> [Quoted text]
########
Merrimack Valley Gas Explosions: What Really Happened?
[Note that this article is a transcript of the video embedded above.]
On September 13, 2018, a pipeline crew in the Merrimack Valley in Massachusetts was hard at work replacing an aging cast iron natural gas line with a new polyethylene pipe. Located just north of Boston, the original cast iron system was installed in the early 1900s and due for replacement. To maintain service during the project, the crew installed a small bypass line to deliver natural gas into the downstream pipe while it was cut and connected to the new plastic main line. By 4:00 pm, the new polyethylene main had been connected and the old cast iron pipe capped off. The last step of the job was to abandon the cast iron line. The valves on each end of the bypass were closed, the bypass line was cut, and the old cast iron pipe was completely isolated from the system. But it was immediately clear that something was wrong.
########
(Image element box records)
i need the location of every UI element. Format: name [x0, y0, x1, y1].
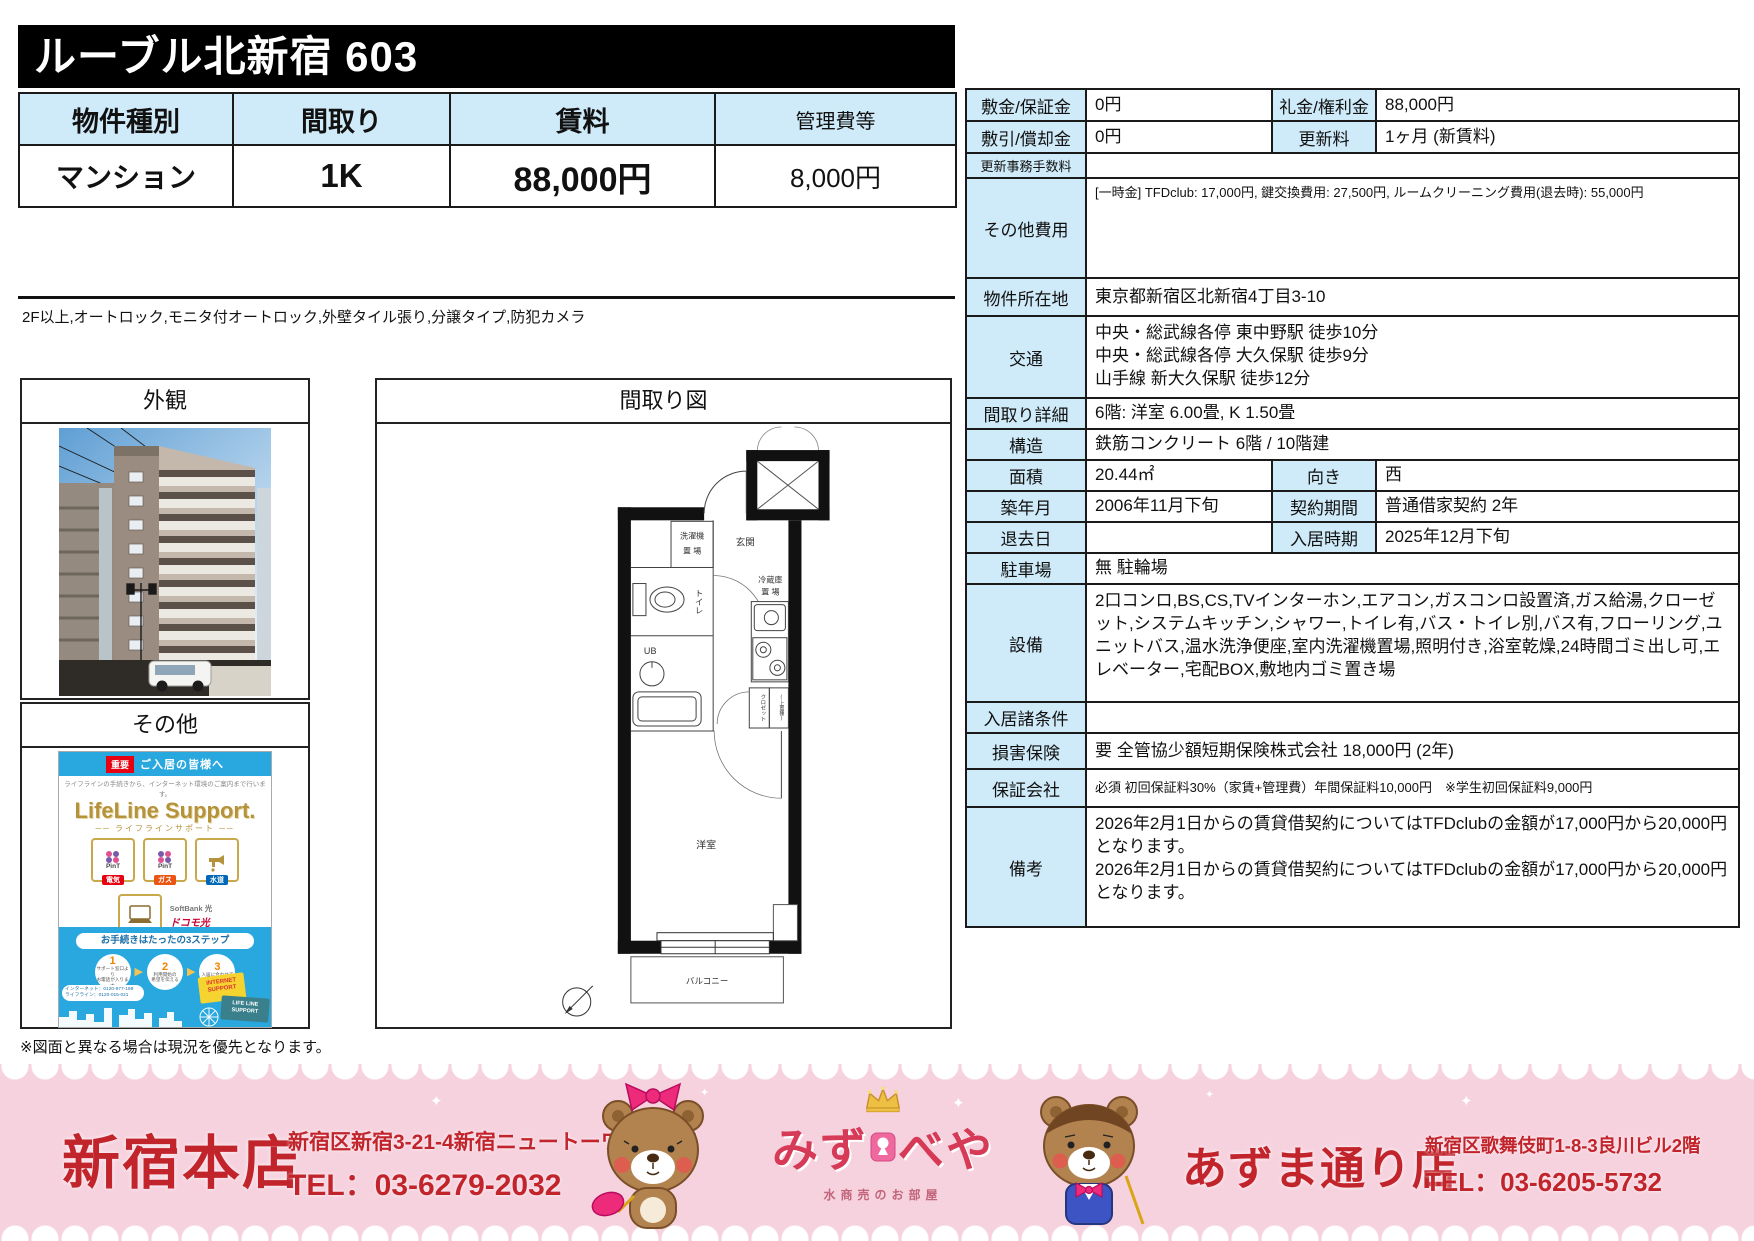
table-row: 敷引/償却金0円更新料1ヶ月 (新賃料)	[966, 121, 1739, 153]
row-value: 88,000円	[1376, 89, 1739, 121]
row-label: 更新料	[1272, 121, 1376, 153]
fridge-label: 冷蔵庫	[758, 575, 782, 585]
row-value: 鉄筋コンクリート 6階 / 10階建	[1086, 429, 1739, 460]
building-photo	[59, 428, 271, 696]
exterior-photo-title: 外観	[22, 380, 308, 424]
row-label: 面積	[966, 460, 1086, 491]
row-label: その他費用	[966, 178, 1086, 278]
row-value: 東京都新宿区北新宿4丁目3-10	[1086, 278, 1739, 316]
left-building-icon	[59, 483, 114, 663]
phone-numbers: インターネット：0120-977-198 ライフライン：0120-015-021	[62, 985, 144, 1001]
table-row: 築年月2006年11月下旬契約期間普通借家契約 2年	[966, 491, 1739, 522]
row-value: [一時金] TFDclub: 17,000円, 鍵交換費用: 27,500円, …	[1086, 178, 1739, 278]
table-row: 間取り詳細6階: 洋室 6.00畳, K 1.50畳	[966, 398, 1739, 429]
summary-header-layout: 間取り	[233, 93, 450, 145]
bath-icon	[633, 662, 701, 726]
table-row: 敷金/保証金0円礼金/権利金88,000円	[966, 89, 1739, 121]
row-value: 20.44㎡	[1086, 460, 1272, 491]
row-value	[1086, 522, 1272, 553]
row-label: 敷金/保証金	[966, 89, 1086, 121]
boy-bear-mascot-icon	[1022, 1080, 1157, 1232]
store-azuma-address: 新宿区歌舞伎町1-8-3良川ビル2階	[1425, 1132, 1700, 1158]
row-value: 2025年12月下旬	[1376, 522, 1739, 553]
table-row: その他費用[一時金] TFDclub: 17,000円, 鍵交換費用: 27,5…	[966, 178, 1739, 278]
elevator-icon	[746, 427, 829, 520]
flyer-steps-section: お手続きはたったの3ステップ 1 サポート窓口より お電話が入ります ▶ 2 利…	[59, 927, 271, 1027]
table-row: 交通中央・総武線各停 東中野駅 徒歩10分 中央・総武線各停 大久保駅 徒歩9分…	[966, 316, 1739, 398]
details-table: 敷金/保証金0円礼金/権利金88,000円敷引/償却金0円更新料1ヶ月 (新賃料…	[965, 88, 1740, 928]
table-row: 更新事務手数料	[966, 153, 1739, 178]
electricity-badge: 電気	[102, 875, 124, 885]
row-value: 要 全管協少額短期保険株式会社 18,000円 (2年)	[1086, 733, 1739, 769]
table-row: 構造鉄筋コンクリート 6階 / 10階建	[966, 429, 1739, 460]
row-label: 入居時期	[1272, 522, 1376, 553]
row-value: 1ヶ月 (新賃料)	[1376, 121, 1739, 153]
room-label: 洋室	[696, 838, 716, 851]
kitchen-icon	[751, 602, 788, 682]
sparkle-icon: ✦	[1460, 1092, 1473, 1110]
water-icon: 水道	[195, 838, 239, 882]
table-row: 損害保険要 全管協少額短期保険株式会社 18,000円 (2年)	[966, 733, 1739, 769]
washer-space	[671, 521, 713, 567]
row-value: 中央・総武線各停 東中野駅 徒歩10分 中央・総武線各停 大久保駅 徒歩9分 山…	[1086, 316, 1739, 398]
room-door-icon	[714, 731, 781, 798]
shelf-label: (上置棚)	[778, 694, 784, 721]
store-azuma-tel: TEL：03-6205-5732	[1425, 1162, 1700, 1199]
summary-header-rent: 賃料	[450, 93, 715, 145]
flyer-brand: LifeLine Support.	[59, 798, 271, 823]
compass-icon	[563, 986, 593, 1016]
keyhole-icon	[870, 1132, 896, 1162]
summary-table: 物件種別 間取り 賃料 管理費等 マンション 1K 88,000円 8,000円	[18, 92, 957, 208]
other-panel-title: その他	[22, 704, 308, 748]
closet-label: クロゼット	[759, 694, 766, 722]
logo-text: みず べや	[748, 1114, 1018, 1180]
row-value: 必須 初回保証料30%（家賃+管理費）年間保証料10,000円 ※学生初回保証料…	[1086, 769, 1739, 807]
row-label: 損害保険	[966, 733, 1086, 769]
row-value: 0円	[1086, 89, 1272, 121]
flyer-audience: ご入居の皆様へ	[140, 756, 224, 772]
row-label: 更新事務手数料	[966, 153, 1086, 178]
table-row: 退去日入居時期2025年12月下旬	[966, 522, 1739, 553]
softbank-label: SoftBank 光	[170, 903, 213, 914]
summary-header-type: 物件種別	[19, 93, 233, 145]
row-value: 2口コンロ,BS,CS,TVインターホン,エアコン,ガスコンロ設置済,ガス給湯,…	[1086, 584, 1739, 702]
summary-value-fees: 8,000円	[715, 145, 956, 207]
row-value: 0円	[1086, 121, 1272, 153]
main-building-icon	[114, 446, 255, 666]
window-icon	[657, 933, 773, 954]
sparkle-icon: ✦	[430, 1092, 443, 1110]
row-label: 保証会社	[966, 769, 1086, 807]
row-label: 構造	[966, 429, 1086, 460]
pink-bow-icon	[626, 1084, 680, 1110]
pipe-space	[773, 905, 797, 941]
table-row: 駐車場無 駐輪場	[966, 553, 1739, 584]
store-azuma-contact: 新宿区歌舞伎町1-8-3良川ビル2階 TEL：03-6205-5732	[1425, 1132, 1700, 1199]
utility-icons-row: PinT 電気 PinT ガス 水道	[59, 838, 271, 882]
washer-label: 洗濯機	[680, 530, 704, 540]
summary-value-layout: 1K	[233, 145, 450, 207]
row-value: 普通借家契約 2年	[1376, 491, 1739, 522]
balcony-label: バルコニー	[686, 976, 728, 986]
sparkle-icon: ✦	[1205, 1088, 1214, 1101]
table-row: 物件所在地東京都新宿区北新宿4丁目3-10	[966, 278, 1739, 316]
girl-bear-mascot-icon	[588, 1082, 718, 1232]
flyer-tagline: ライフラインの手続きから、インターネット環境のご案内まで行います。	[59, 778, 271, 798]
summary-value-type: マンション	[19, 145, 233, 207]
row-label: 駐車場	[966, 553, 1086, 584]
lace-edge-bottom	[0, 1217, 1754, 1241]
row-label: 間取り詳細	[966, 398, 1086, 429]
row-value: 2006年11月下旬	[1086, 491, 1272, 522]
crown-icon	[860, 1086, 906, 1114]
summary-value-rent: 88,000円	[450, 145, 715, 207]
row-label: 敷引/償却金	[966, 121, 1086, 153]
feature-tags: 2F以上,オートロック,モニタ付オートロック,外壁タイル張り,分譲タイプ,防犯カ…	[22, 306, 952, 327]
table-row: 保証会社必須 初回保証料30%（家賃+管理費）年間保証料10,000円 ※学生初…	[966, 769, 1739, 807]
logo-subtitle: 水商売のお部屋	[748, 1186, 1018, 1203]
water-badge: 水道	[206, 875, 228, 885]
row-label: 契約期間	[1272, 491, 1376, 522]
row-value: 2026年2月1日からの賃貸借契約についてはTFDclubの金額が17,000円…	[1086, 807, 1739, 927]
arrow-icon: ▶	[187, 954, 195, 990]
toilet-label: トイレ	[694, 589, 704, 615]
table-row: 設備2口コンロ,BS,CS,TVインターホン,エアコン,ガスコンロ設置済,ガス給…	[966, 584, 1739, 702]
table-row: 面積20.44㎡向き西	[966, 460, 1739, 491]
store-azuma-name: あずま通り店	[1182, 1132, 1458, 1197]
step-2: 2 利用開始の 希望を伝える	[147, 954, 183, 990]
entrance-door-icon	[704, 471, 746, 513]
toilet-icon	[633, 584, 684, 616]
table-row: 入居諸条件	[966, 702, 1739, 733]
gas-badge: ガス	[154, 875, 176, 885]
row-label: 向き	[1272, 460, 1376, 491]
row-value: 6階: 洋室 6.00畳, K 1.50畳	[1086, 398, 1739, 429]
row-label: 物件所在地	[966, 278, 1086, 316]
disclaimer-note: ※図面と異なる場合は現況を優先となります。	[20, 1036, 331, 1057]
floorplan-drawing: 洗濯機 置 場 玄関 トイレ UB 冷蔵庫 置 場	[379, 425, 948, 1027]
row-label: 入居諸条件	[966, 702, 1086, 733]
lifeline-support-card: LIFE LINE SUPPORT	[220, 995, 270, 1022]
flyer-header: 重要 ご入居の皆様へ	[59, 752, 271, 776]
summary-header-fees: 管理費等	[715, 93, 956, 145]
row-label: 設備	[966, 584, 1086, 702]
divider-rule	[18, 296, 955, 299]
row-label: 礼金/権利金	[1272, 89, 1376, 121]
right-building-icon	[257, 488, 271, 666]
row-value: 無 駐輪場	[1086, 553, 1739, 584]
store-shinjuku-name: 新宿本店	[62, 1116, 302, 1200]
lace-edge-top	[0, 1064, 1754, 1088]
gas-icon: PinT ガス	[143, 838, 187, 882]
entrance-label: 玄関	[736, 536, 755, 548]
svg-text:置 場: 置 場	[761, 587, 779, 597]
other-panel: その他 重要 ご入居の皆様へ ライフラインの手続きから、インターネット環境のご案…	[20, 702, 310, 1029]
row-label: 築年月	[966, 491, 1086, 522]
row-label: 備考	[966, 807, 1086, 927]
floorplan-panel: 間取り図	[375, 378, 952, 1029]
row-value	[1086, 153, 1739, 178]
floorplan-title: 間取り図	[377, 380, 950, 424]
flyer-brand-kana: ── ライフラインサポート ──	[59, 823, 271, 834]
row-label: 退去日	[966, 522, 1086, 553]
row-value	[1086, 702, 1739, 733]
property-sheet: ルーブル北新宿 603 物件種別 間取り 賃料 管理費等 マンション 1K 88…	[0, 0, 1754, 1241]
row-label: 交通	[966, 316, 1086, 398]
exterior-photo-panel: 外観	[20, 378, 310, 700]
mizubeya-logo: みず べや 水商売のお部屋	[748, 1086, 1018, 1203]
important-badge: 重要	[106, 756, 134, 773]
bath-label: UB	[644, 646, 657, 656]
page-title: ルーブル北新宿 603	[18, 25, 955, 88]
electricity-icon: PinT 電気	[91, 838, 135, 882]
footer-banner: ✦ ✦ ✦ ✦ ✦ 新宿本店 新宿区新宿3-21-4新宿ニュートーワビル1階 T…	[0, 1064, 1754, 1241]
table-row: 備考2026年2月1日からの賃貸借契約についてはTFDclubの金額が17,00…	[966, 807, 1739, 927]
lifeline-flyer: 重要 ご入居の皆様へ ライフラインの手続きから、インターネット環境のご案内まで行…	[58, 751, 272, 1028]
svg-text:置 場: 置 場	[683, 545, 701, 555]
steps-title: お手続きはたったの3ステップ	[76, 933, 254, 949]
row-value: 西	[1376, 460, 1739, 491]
########
> [Exercise set]
1. Name every place mentioned in the gas explosion article.
2. Carry on the gas explosion article after its last sentence.

> [Results in order]
1. Merrimack Valley, Massachusetts, Boston

2.
Within minutes of closing those valves, the pressure readings on the new natural gas line spiked. One of the fittings on the new line blew off into a worker's hand. And as they were trying to plug the leak, the crew heard emergency sirens in the distance. They looked up and saw plumes of smoke rising above the horizon. By the end of the day, over a hundred structures would be damaged by fire and explosions, several homes would be completely destroyed, 22 people (including three firefighters) would be injured, and one person would be dead in one of the worst natural gas disasters in American history. The NTSB did a detailed investigation of the event that lasted about a year. So let’s talk about what actually happened, and the ways this disaster changed pipeline engineering so that hopefully something like it never happens again. I’m Grady, and this is Practical Engineering. In today’s episode, we’re talking about the 2018 Merrimack Valley natural gas explosions.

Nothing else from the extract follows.